● **EXERCISE INSTRUCTIONS**: Copy the records below exactly as they appear.

- - - - - - -

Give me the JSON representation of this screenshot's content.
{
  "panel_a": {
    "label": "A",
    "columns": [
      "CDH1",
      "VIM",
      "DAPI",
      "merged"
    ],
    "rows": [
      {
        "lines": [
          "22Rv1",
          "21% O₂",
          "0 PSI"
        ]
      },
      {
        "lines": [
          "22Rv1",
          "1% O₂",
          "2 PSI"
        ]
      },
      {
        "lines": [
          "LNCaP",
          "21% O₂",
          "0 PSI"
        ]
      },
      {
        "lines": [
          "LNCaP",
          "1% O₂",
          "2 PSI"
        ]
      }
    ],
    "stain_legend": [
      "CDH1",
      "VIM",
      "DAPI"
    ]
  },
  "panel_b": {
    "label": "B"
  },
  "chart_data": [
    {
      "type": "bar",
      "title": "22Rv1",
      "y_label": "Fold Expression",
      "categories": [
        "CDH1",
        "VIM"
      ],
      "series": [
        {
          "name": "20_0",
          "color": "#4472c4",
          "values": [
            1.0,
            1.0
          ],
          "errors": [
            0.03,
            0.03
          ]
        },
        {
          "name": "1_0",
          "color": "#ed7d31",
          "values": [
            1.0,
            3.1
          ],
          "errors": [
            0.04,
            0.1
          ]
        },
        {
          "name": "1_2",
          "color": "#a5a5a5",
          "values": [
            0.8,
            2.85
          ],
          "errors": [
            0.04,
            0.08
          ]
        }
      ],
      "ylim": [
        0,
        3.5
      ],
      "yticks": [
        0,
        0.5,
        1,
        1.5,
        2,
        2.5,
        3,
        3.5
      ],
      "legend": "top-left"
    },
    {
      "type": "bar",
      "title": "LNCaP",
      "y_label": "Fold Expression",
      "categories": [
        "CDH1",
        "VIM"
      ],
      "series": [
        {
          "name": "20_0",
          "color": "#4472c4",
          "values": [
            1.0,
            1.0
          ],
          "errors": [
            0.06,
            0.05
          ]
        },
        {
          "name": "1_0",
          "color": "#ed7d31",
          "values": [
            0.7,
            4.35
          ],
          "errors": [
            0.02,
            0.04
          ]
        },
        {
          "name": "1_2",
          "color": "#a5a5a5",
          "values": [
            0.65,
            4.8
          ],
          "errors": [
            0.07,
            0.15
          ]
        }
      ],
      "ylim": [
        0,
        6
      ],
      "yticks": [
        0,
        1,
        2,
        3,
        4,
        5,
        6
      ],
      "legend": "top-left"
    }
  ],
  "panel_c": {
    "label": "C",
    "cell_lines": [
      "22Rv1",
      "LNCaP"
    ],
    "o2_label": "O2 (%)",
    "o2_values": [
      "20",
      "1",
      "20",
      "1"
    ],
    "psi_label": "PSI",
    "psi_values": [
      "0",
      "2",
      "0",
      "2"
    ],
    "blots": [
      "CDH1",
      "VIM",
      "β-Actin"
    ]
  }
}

- - - - - - -

● **REPLY TO THE TASK**:
Give me the JSON representation of this screenshot's content.
{
  "panel_a": {
    "label": "A",
    "columns": [
      "CDH1",
      "VIM",
      "DAPI",
      "merged"
    ],
    "rows": [
      {
        "lines": [
          "22Rv1",
          "21% O₂",
          "0 PSI"
        ]
      },
      {
        "lines": [
          "22Rv1",
          "1% O₂",
          "2 PSI"
        ]
      },
      {
        "lines": [
          "LNCaP",
          "21% O₂",
          "0 PSI"
        ]
      },
      {
        "lines": [
          "LNCaP",
          "1% O₂",
          "2 PSI"
        ]
      }
    ],
    "stain_legend": [
      "CDH1",
      "VIM",
      "DAPI"
    ]
  },
  "panel_b": {
    "label": "B"
  },
  "chart_data": [
    {
      "type": "bar",
      "title": "22Rv1",
      "y_label": "Fold Expression",
      "categories": [
        "CDH1",
        "VIM"
      ],
      "series": [
        {
          "name": "20_0",
          "color": "#4472c4",
          "values": [
            1.0,
            1.0
          ],
          "errors": [
            0.03,
            0.03
          ]
        },
        {
          "name": "1_0",
          "color": "#ed7d31",
          "values": [
            1.0,
            3.1
          ],
          "errors": [
            0.04,
            0.1
          ]
        },
        {
          "name": "1_2",
          "color": "#a5a5a5",
          "values": [
            0.8,
            2.85
          ],
          "errors": [
            0.04,
            0.08
          ]
        }
      ],
      "ylim": [
        0,
        3.5
      ],
      "yticks": [
        0,
        0.5,
        1,
        1.5,
        2,
        2.5,
        3,
        3.5
      ],
      "legend": "top-left"
    },
    {
      "type": "bar",
      "title": "LNCaP",
      "y_label": "Fold Expression",
      "categories": [
        "CDH1",
        "VIM"
      ],
      "series": [
        {
          "name": "20_0",
          "color": "#4472c4",
          "values": [
            1.0,
            1.0
          ],
          "errors": [
            0.06,
            0.05
          ]
        },
        {
          "name": "1_0",
          "color": "#ed7d31",
          "values": [
            0.7,
            4.35
          ],
          "errors": [
            0.02,
            0.04
          ]
        },
        {
          "name": "1_2",
          "color": "#a5a5a5",
          "values": [
            0.65,
            4.8
          ],
          "errors": [
            0.07,
            0.15
          ]
        }
      ],
      "ylim": [
        0,
        6
      ],
      "yticks": [
        0,
        1,
        2,
        3,
        4,
        5,
        6
      ],
      "legend": "top-left"
    }
  ],
  "panel_c": {
    "label": "C",
    "cell_lines": [
      "22Rv1",
      "LNCaP"
    ],
    "o2_label": "O2 (%)",
    "o2_values": [
      "20",
      "1",
      "20",
      "1"
    ],
    "psi_label": "PSI",
    "psi_values": [
      "0",
      "2",
      "0",
      "2"
    ],
    "blots": [
      "CDH1",
      "VIM",
      "β-Actin"
    ]
  }
}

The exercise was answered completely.